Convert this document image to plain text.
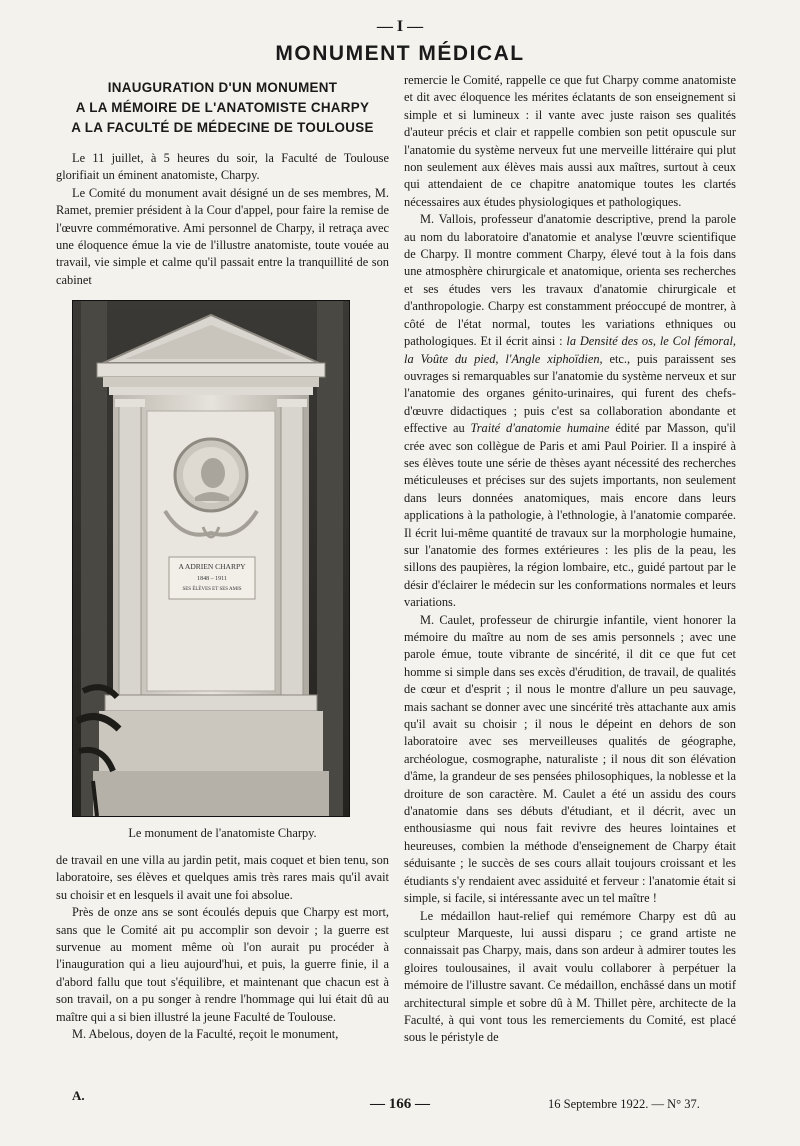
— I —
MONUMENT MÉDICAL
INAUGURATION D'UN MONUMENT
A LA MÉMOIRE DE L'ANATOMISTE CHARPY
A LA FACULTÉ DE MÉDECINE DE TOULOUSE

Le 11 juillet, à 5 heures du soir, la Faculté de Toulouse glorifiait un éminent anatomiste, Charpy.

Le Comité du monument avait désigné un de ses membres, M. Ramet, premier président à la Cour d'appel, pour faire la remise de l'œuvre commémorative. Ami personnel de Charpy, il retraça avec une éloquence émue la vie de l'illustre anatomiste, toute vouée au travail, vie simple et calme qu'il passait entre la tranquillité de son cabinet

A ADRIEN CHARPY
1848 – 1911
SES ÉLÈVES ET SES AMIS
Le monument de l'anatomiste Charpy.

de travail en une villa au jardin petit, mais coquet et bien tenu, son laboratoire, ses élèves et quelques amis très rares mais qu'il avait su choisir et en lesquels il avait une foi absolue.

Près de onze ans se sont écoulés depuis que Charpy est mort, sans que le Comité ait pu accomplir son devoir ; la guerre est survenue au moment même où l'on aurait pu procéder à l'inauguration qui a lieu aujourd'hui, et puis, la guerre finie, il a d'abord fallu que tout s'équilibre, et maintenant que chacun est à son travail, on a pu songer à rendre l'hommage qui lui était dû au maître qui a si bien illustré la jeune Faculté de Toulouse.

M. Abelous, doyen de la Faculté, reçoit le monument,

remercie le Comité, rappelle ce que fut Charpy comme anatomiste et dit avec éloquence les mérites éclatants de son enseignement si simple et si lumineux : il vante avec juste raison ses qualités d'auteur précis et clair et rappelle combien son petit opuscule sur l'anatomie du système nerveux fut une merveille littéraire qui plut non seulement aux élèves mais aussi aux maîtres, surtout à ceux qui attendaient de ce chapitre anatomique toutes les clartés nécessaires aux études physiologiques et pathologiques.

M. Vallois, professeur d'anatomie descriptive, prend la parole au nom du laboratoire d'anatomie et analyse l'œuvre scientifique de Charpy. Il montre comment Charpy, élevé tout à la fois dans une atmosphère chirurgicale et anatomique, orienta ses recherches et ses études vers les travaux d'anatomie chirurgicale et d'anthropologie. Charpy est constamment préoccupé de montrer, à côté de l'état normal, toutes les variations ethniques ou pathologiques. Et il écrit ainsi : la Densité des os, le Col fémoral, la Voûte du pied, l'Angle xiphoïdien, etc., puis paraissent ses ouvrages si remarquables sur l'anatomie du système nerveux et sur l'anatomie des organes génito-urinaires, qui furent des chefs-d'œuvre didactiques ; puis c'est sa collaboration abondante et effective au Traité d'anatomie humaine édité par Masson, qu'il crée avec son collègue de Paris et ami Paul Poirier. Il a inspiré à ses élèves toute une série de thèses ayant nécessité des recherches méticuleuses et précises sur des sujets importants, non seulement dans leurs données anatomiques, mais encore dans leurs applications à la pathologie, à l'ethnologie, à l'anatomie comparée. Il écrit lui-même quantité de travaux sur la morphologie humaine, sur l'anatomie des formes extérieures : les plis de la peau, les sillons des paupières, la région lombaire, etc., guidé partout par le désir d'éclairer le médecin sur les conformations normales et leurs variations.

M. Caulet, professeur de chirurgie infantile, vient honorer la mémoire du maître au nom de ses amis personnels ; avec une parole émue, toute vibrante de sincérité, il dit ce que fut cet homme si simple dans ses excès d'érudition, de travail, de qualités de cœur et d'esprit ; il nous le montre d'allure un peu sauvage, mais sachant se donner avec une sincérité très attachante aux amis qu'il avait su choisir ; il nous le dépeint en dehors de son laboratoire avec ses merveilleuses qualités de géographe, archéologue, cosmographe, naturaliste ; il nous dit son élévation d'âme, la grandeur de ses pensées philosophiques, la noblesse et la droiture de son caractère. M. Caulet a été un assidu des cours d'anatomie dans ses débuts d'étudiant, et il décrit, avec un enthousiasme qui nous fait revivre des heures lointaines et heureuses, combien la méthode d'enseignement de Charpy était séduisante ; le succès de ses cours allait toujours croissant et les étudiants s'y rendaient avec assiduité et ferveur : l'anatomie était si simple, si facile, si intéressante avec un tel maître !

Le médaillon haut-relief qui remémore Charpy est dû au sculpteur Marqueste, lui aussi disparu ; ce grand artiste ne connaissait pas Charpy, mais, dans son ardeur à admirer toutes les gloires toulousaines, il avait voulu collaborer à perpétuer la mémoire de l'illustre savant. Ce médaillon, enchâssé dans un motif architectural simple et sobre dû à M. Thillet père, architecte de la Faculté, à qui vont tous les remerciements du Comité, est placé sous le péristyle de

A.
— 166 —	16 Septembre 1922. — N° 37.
+++
**Task**: Copy out the data above exactly, except the pictures.

**Task output**:
Convert this document image to plain text.
— I —
MONUMENT MÉDICAL
INAUGURATION D'UN MONUMENT
A LA MÉMOIRE DE L'ANATOMISTE CHARPY
A LA FACULTÉ DE MÉDECINE DE TOULOUSE

Le 11 juillet, à 5 heures du soir, la Faculté de Toulouse glorifiait un éminent anatomiste, Charpy.

Le Comité du monument avait désigné un de ses membres, M. Ramet, premier président à la Cour d'appel, pour faire la remise de l'œuvre commémorative. Ami personnel de Charpy, il retraça avec une éloquence émue la vie de l'illustre anatomiste, toute vouée au travail, vie simple et calme qu'il passait entre la tranquillité de son cabinet

A ADRIEN CHARPY
1848 – 1911
SES ÉLÈVES ET SES AMIS
Le monument de l'anatomiste Charpy.

de travail en une villa au jardin petit, mais coquet et bien tenu, son laboratoire, ses élèves et quelques amis très rares mais qu'il avait su choisir et en lesquels il avait une foi absolue.

Près de onze ans se sont écoulés depuis que Charpy est mort, sans que le Comité ait pu accomplir son devoir ; la guerre est survenue au moment même où l'on aurait pu procéder à l'inauguration qui a lieu aujourd'hui, et puis, la guerre finie, il a d'abord fallu que tout s'équilibre, et maintenant que chacun est à son travail, on a pu songer à rendre l'hommage qui lui était dû au maître qui a si bien illustré la jeune Faculté de Toulouse.

M. Abelous, doyen de la Faculté, reçoit le monument,

remercie le Comité, rappelle ce que fut Charpy comme anatomiste et dit avec éloquence les mérites éclatants de son enseignement si simple et si lumineux : il vante avec juste raison ses qualités d'auteur précis et clair et rappelle combien son petit opuscule sur l'anatomie du système nerveux fut une merveille littéraire qui plut non seulement aux élèves mais aussi aux maîtres, surtout à ceux qui attendaient de ce chapitre anatomique toutes les clartés nécessaires aux études physiologiques et pathologiques.

M. Vallois, professeur d'anatomie descriptive, prend la parole au nom du laboratoire d'anatomie et analyse l'œuvre scientifique de Charpy. Il montre comment Charpy, élevé tout à la fois dans une atmosphère chirurgicale et anatomique, orienta ses recherches et ses études vers les travaux d'anatomie chirurgicale et d'anthropologie. Charpy est constamment préoccupé de montrer, à côté de l'état normal, toutes les variations ethniques ou pathologiques. Et il écrit ainsi : la Densité des os, le Col fémoral, la Voûte du pied, l'Angle xiphoïdien, etc., puis paraissent ses ouvrages si remarquables sur l'anatomie du système nerveux et sur l'anatomie des organes génito-urinaires, qui furent des chefs-d'œuvre didactiques ; puis c'est sa collaboration abondante et effective au Traité d'anatomie humaine édité par Masson, qu'il crée avec son collègue de Paris et ami Paul Poirier. Il a inspiré à ses élèves toute une série de thèses ayant nécessité des recherches méticuleuses et précises sur des sujets importants, non seulement dans leurs données anatomiques, mais encore dans leurs applications à la pathologie, à l'ethnologie, à l'anatomie comparée. Il écrit lui-même quantité de travaux sur la morphologie humaine, sur l'anatomie des formes extérieures : les plis de la peau, les sillons des paupières, la région lombaire, etc., guidé partout par le désir d'éclairer le médecin sur les conformations normales et leurs variations.

M. Caulet, professeur de chirurgie infantile, vient honorer la mémoire du maître au nom de ses amis personnels ; avec une parole émue, toute vibrante de sincérité, il dit ce que fut cet homme si simple dans ses excès d'érudition, de travail, de qualités de cœur et d'esprit ; il nous le montre d'allure un peu sauvage, mais sachant se donner avec une sincérité très attachante aux amis qu'il avait su choisir ; il nous le dépeint en dehors de son laboratoire avec ses merveilleuses qualités de géographe, archéologue, cosmographe, naturaliste ; il nous dit son élévation d'âme, la grandeur de ses pensées philosophiques, la noblesse et la droiture de son caractère. M. Caulet a été un assidu des cours d'anatomie dans ses débuts d'étudiant, et il décrit, avec un enthousiasme qui nous fait revivre des heures lointaines et heureuses, combien la méthode d'enseignement de Charpy était séduisante ; le succès de ses cours allait toujours croissant et les étudiants s'y rendaient avec assiduité et ferveur : l'anatomie était si simple, si facile, si intéressante avec un tel maître !

Le médaillon haut-relief qui remémore Charpy est dû au sculpteur Marqueste, lui aussi disparu ; ce grand artiste ne connaissait pas Charpy, mais, dans son ardeur à admirer toutes les gloires toulousaines, il avait voulu collaborer à perpétuer la mémoire de l'illustre savant. Ce médaillon, enchâssé dans un motif architectural simple et sobre dû à M. Thillet père, architecte de la Faculté, à qui vont tous les remerciements du Comité, est placé sous le péristyle de

A.
— 166 —	16 Septembre 1922. — N° 37.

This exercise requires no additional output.